>> Start Source data

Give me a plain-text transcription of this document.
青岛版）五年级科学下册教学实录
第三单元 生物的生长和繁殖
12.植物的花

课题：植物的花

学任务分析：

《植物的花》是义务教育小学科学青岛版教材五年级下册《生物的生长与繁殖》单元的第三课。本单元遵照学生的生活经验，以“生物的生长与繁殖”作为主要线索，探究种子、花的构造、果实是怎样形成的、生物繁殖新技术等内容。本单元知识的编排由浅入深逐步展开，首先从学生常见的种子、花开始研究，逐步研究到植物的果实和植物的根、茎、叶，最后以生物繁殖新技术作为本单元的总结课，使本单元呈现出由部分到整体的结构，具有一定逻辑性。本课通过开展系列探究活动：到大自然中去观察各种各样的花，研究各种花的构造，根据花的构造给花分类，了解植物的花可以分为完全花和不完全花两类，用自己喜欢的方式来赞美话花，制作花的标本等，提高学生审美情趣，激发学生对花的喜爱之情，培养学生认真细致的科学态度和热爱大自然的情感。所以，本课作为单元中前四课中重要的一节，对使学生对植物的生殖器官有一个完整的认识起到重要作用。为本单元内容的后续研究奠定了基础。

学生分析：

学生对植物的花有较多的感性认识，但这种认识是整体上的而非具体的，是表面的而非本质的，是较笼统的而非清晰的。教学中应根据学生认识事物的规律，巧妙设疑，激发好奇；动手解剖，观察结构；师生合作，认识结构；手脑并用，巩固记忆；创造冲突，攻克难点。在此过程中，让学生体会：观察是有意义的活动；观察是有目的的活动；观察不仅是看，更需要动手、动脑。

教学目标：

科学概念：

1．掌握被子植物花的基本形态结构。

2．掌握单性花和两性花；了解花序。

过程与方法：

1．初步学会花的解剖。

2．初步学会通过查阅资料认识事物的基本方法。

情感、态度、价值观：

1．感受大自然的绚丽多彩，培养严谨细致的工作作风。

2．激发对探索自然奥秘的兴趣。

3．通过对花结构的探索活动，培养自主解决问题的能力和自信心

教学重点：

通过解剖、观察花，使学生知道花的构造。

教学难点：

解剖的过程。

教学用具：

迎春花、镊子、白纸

>> End Source data

Exercise directions:
Copy the material above back out, exactly as written.

Worked answer:
Give me a plain-text transcription of this document.
青岛版）五年级科学下册教学实录
第三单元 生物的生长和繁殖
12.植物的花

课题：植物的花

学任务分析：

《植物的花》是义务教育小学科学青岛版教材五年级下册《生物的生长与繁殖》单元的第三课。本单元遵照学生的生活经验，以“生物的生长与繁殖”作为主要线索，探究种子、花的构造、果实是怎样形成的、生物繁殖新技术等内容。本单元知识的编排由浅入深逐步展开，首先从学生常见的种子、花开始研究，逐步研究到植物的果实和植物的根、茎、叶，最后以生物繁殖新技术作为本单元的总结课，使本单元呈现出由部分到整体的结构，具有一定逻辑性。本课通过开展系列探究活动：到大自然中去观察各种各样的花，研究各种花的构造，根据花的构造给花分类，了解植物的花可以分为完全花和不完全花两类，用自己喜欢的方式来赞美话花，制作花的标本等，提高学生审美情趣，激发学生对花的喜爱之情，培养学生认真细致的科学态度和热爱大自然的情感。所以，本课作为单元中前四课中重要的一节，对使学生对植物的生殖器官有一个完整的认识起到重要作用。为本单元内容的后续研究奠定了基础。

学生分析：

学生对植物的花有较多的感性认识，但这种认识是整体上的而非具体的，是表面的而非本质的，是较笼统的而非清晰的。教学中应根据学生认识事物的规律，巧妙设疑，激发好奇；动手解剖，观察结构；师生合作，认识结构；手脑并用，巩固记忆；创造冲突，攻克难点。在此过程中，让学生体会：观察是有意义的活动；观察是有目的的活动；观察不仅是看，更需要动手、动脑。

教学目标：

科学概念：

1．掌握被子植物花的基本形态结构。

2．掌握单性花和两性花；了解花序。

过程与方法：

1．初步学会花的解剖。

2．初步学会通过查阅资料认识事物的基本方法。

情感、态度、价值观：

1．感受大自然的绚丽多彩，培养严谨细致的工作作风。

2．激发对探索自然奥秘的兴趣。

3．通过对花结构的探索活动，培养自主解决问题的能力和自信心

教学重点：

通过解剖、观察花，使学生知道花的构造。

教学难点：

解剖的过程。

教学用具：

迎春花、镊子、白纸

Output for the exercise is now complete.